Would it be possible to write out each entry below exactly, without the pictures?

'''

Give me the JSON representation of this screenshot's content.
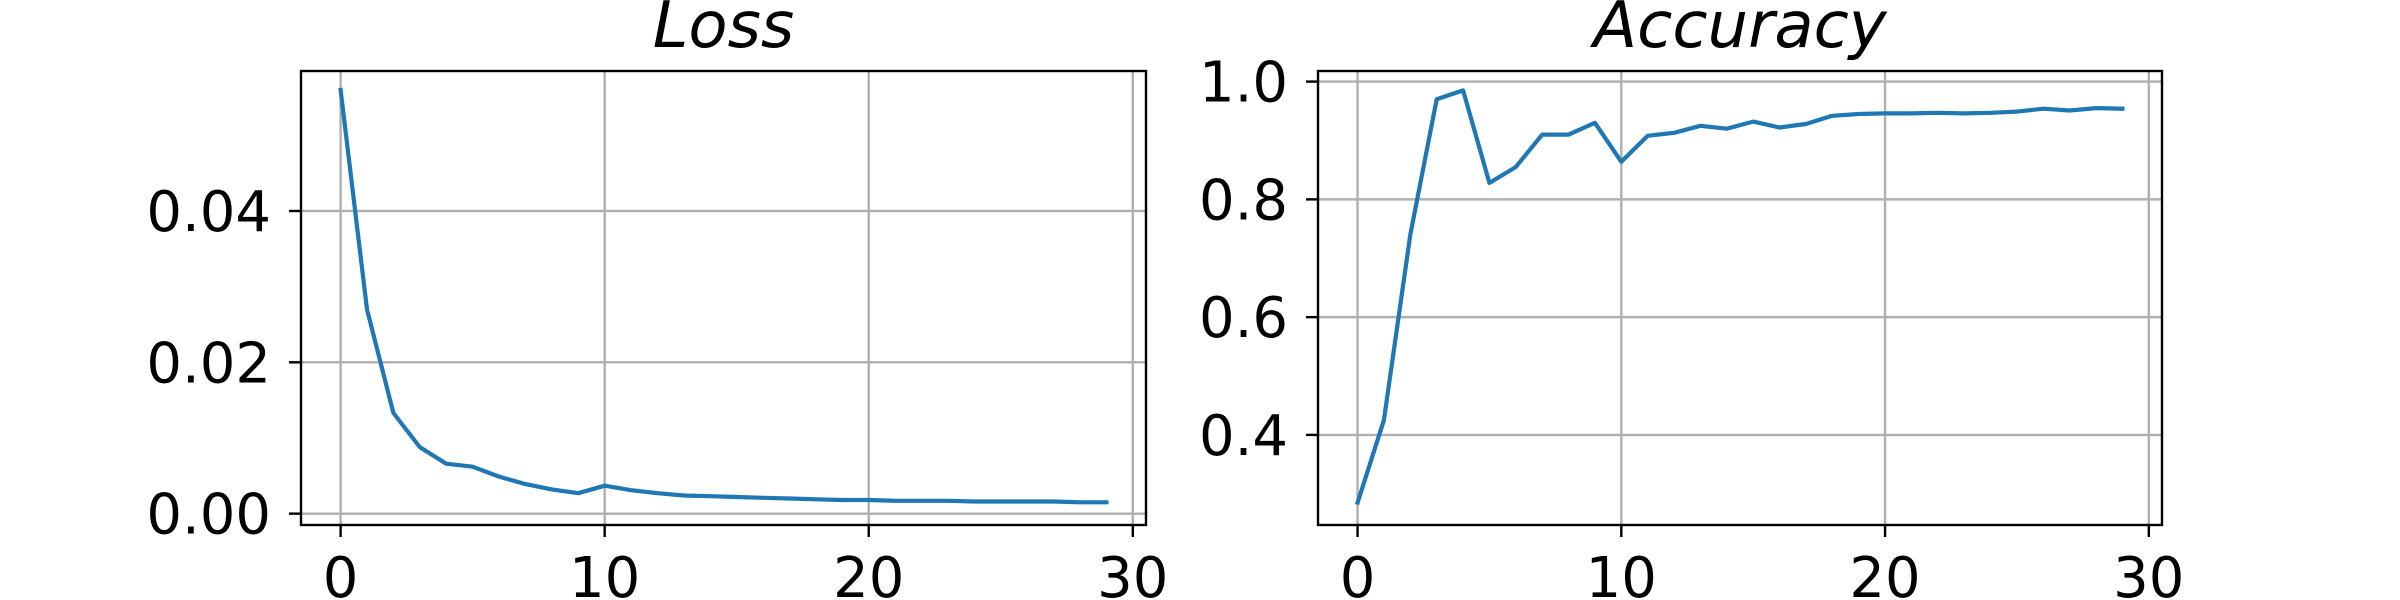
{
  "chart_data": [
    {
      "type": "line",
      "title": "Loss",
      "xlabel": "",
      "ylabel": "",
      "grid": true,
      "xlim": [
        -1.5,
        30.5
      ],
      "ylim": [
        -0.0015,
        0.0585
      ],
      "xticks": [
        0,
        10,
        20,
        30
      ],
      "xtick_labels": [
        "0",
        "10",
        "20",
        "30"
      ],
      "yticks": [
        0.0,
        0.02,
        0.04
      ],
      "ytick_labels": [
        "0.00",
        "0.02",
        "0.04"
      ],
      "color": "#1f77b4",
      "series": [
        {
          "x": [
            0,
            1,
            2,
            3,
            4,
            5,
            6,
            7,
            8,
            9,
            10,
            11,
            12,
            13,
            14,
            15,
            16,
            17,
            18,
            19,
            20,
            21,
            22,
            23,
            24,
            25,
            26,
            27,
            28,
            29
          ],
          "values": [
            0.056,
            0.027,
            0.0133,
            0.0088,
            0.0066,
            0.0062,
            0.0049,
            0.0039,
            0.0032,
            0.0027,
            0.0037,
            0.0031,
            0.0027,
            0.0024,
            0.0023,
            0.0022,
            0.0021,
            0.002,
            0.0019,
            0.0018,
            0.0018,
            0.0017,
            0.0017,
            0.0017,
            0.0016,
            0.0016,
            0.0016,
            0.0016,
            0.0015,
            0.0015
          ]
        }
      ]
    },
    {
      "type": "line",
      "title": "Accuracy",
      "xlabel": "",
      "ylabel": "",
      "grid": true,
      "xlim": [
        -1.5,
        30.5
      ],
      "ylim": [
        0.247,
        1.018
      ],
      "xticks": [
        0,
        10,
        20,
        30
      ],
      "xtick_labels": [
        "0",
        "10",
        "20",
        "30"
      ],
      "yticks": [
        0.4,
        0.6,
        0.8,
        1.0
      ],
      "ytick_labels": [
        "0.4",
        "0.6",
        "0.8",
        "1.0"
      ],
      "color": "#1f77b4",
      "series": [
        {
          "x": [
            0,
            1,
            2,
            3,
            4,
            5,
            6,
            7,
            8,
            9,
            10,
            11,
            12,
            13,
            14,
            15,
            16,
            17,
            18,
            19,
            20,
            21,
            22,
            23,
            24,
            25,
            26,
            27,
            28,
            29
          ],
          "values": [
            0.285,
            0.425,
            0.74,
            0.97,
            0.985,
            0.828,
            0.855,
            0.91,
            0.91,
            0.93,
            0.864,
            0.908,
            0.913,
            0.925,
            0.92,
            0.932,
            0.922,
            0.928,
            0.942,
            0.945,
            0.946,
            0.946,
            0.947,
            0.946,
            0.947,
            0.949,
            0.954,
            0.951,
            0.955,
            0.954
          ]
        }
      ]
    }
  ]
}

'''

**The output:**
Give me the JSON representation of this screenshot's content.
{
  "chart_data": [
    {
      "type": "line",
      "title": "Loss",
      "xlabel": "",
      "ylabel": "",
      "grid": true,
      "xlim": [
        -1.5,
        30.5
      ],
      "ylim": [
        -0.0015,
        0.0585
      ],
      "xticks": [
        0,
        10,
        20,
        30
      ],
      "xtick_labels": [
        "0",
        "10",
        "20",
        "30"
      ],
      "yticks": [
        0.0,
        0.02,
        0.04
      ],
      "ytick_labels": [
        "0.00",
        "0.02",
        "0.04"
      ],
      "color": "#1f77b4",
      "series": [
        {
          "x": [
            0,
            1,
            2,
            3,
            4,
            5,
            6,
            7,
            8,
            9,
            10,
            11,
            12,
            13,
            14,
            15,
            16,
            17,
            18,
            19,
            20,
            21,
            22,
            23,
            24,
            25,
            26,
            27,
            28,
            29
          ],
          "values": [
            0.056,
            0.027,
            0.0133,
            0.0088,
            0.0066,
            0.0062,
            0.0049,
            0.0039,
            0.0032,
            0.0027,
            0.0037,
            0.0031,
            0.0027,
            0.0024,
            0.0023,
            0.0022,
            0.0021,
            0.002,
            0.0019,
            0.0018,
            0.0018,
            0.0017,
            0.0017,
            0.0017,
            0.0016,
            0.0016,
            0.0016,
            0.0016,
            0.0015,
            0.0015
          ]
        }
      ]
    },
    {
      "type": "line",
      "title": "Accuracy",
      "xlabel": "",
      "ylabel": "",
      "grid": true,
      "xlim": [
        -1.5,
        30.5
      ],
      "ylim": [
        0.247,
        1.018
      ],
      "xticks": [
        0,
        10,
        20,
        30
      ],
      "xtick_labels": [
        "0",
        "10",
        "20",
        "30"
      ],
      "yticks": [
        0.4,
        0.6,
        0.8,
        1.0
      ],
      "ytick_labels": [
        "0.4",
        "0.6",
        "0.8",
        "1.0"
      ],
      "color": "#1f77b4",
      "series": [
        {
          "x": [
            0,
            1,
            2,
            3,
            4,
            5,
            6,
            7,
            8,
            9,
            10,
            11,
            12,
            13,
            14,
            15,
            16,
            17,
            18,
            19,
            20,
            21,
            22,
            23,
            24,
            25,
            26,
            27,
            28,
            29
          ],
          "values": [
            0.285,
            0.425,
            0.74,
            0.97,
            0.985,
            0.828,
            0.855,
            0.91,
            0.91,
            0.93,
            0.864,
            0.908,
            0.913,
            0.925,
            0.92,
            0.932,
            0.922,
            0.928,
            0.942,
            0.945,
            0.946,
            0.946,
            0.947,
            0.946,
            0.947,
            0.949,
            0.954,
            0.951,
            0.955,
            0.954
          ]
        }
      ]
    }
  ]
}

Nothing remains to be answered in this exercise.